[Dataset entries on figures]
◇ ◇ ◇ ◇ ◇ ◇ ◇

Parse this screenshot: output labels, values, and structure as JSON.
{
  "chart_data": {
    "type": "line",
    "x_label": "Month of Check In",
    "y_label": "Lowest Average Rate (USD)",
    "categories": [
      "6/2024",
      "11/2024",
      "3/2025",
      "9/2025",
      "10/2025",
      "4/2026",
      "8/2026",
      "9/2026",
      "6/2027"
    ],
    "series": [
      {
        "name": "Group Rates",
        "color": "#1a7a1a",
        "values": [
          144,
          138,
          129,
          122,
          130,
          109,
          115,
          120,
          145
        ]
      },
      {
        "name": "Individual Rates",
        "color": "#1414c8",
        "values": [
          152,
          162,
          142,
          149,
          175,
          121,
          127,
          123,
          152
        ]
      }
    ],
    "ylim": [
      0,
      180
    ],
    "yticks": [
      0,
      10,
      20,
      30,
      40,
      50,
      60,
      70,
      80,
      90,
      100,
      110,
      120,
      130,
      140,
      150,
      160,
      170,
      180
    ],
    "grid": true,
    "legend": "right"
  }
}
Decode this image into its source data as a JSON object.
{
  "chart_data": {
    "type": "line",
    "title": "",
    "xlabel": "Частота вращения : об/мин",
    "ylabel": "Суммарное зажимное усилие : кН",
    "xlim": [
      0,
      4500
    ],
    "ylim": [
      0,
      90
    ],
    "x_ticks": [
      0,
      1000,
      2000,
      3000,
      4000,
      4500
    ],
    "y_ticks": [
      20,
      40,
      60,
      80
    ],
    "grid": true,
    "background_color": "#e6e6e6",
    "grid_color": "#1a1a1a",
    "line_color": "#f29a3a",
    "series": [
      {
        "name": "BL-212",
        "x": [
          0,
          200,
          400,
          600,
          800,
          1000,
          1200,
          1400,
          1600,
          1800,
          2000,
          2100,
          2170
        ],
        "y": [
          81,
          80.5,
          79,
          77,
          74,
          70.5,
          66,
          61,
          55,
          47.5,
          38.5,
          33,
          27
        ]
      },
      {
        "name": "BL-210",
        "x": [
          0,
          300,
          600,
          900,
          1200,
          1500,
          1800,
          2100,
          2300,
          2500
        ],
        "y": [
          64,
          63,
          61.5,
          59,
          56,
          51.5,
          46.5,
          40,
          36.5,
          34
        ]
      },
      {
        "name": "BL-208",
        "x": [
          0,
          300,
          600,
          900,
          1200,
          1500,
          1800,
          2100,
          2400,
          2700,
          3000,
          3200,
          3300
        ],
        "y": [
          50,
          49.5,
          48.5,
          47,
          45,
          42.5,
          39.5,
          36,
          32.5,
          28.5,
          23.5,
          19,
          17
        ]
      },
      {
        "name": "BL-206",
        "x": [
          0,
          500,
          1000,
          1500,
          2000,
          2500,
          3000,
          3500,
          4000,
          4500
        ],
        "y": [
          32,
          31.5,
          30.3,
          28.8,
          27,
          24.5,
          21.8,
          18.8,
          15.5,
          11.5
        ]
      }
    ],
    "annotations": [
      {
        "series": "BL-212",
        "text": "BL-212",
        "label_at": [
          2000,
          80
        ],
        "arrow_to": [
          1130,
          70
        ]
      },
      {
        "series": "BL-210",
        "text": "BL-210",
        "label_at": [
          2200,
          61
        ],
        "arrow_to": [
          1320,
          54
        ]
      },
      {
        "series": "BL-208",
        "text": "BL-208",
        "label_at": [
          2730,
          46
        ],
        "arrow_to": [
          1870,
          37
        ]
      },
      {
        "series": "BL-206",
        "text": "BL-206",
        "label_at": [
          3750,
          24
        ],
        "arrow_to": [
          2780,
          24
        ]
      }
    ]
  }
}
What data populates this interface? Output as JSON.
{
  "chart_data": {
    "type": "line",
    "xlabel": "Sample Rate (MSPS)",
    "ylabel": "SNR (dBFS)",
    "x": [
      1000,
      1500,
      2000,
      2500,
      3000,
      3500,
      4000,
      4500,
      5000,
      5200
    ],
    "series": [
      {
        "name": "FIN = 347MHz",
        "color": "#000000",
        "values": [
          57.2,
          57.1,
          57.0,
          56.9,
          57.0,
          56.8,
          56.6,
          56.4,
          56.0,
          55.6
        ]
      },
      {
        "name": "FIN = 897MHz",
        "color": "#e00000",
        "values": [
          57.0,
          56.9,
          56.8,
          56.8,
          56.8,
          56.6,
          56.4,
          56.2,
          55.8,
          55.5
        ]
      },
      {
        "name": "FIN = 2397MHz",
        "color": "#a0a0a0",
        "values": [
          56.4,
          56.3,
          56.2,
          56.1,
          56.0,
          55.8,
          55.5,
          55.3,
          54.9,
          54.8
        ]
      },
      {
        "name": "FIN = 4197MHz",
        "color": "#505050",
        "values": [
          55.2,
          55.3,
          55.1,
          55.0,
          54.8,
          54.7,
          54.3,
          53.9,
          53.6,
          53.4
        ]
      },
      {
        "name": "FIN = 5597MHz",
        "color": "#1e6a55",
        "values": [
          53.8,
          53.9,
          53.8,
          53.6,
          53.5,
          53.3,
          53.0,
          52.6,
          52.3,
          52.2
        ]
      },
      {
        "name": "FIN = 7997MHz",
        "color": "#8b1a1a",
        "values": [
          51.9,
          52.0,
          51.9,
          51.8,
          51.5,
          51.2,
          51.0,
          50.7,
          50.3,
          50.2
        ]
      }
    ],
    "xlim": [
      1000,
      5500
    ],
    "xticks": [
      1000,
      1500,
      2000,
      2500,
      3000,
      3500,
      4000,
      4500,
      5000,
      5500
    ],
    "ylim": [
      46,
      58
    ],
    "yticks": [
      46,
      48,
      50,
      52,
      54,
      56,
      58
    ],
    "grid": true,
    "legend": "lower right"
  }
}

◇ ◇ ◇ ◇ ◇ ◇ ◇

TASK OBJECTIVE: All of the records must be repeated exactly.

TASK RESULT:
Parse this screenshot: output labels, values, and structure as JSON.
{
  "chart_data": {
    "type": "line",
    "x_label": "Month of Check In",
    "y_label": "Lowest Average Rate (USD)",
    "categories": [
      "6/2024",
      "11/2024",
      "3/2025",
      "9/2025",
      "10/2025",
      "4/2026",
      "8/2026",
      "9/2026",
      "6/2027"
    ],
    "series": [
      {
        "name": "Group Rates",
        "color": "#1a7a1a",
        "values": [
          144,
          138,
          129,
          122,
          130,
          109,
          115,
          120,
          145
        ]
      },
      {
        "name": "Individual Rates",
        "color": "#1414c8",
        "values": [
          152,
          162,
          142,
          149,
          175,
          121,
          127,
          123,
          152
        ]
      }
    ],
    "ylim": [
      0,
      180
    ],
    "yticks": [
      0,
      10,
      20,
      30,
      40,
      50,
      60,
      70,
      80,
      90,
      100,
      110,
      120,
      130,
      140,
      150,
      160,
      170,
      180
    ],
    "grid": true,
    "legend": "right"
  }
}
Decode this image into its source data as a JSON object.
{
  "chart_data": {
    "type": "line",
    "title": "",
    "xlabel": "Частота вращения : об/мин",
    "ylabel": "Суммарное зажимное усилие : кН",
    "xlim": [
      0,
      4500
    ],
    "ylim": [
      0,
      90
    ],
    "x_ticks": [
      0,
      1000,
      2000,
      3000,
      4000,
      4500
    ],
    "y_ticks": [
      20,
      40,
      60,
      80
    ],
    "grid": true,
    "background_color": "#e6e6e6",
    "grid_color": "#1a1a1a",
    "line_color": "#f29a3a",
    "series": [
      {
        "name": "BL-212",
        "x": [
          0,
          200,
          400,
          600,
          800,
          1000,
          1200,
          1400,
          1600,
          1800,
          2000,
          2100,
          2170
        ],
        "y": [
          81,
          80.5,
          79,
          77,
          74,
          70.5,
          66,
          61,
          55,
          47.5,
          38.5,
          33,
          27
        ]
      },
      {
        "name": "BL-210",
        "x": [
          0,
          300,
          600,
          900,
          1200,
          1500,
          1800,
          2100,
          2300,
          2500
        ],
        "y": [
          64,
          63,
          61.5,
          59,
          56,
          51.5,
          46.5,
          40,
          36.5,
          34
        ]
      },
      {
        "name": "BL-208",
        "x": [
          0,
          300,
          600,
          900,
          1200,
          1500,
          1800,
          2100,
          2400,
          2700,
          3000,
          3200,
          3300
        ],
        "y": [
          50,
          49.5,
          48.5,
          47,
          45,
          42.5,
          39.5,
          36,
          32.5,
          28.5,
          23.5,
          19,
          17
        ]
      },
      {
        "name": "BL-206",
        "x": [
          0,
          500,
          1000,
          1500,
          2000,
          2500,
          3000,
          3500,
          4000,
          4500
        ],
        "y": [
          32,
          31.5,
          30.3,
          28.8,
          27,
          24.5,
          21.8,
          18.8,
          15.5,
          11.5
        ]
      }
    ],
    "annotations": [
      {
        "series": "BL-212",
        "text": "BL-212",
        "label_at": [
          2000,
          80
        ],
        "arrow_to": [
          1130,
          70
        ]
      },
      {
        "series": "BL-210",
        "text": "BL-210",
        "label_at": [
          2200,
          61
        ],
        "arrow_to": [
          1320,
          54
        ]
      },
      {
        "series": "BL-208",
        "text": "BL-208",
        "label_at": [
          2730,
          46
        ],
        "arrow_to": [
          1870,
          37
        ]
      },
      {
        "series": "BL-206",
        "text": "BL-206",
        "label_at": [
          3750,
          24
        ],
        "arrow_to": [
          2780,
          24
        ]
      }
    ]
  }
}
What data populates this interface? Output as JSON.
{
  "chart_data": {
    "type": "line",
    "xlabel": "Sample Rate (MSPS)",
    "ylabel": "SNR (dBFS)",
    "x": [
      1000,
      1500,
      2000,
      2500,
      3000,
      3500,
      4000,
      4500,
      5000,
      5200
    ],
    "series": [
      {
        "name": "FIN = 347MHz",
        "color": "#000000",
        "values": [
          57.2,
          57.1,
          57.0,
          56.9,
          57.0,
          56.8,
          56.6,
          56.4,
          56.0,
          55.6
        ]
      },
      {
        "name": "FIN = 897MHz",
        "color": "#e00000",
        "values": [
          57.0,
          56.9,
          56.8,
          56.8,
          56.8,
          56.6,
          56.4,
          56.2,
          55.8,
          55.5
        ]
      },
      {
        "name": "FIN = 2397MHz",
        "color": "#a0a0a0",
        "values": [
          56.4,
          56.3,
          56.2,
          56.1,
          56.0,
          55.8,
          55.5,
          55.3,
          54.9,
          54.8
        ]
      },
      {
        "name": "FIN = 4197MHz",
        "color": "#505050",
        "values": [
          55.2,
          55.3,
          55.1,
          55.0,
          54.8,
          54.7,
          54.3,
          53.9,
          53.6,
          53.4
        ]
      },
      {
        "name": "FIN = 5597MHz",
        "color": "#1e6a55",
        "values": [
          53.8,
          53.9,
          53.8,
          53.6,
          53.5,
          53.3,
          53.0,
          52.6,
          52.3,
          52.2
        ]
      },
      {
        "name": "FIN = 7997MHz",
        "color": "#8b1a1a",
        "values": [
          51.9,
          52.0,
          51.9,
          51.8,
          51.5,
          51.2,
          51.0,
          50.7,
          50.3,
          50.2
        ]
      }
    ],
    "xlim": [
      1000,
      5500
    ],
    "xticks": [
      1000,
      1500,
      2000,
      2500,
      3000,
      3500,
      4000,
      4500,
      5000,
      5500
    ],
    "ylim": [
      46,
      58
    ],
    "yticks": [
      46,
      48,
      50,
      52,
      54,
      56,
      58
    ],
    "grid": true,
    "legend": "lower right"
  }
}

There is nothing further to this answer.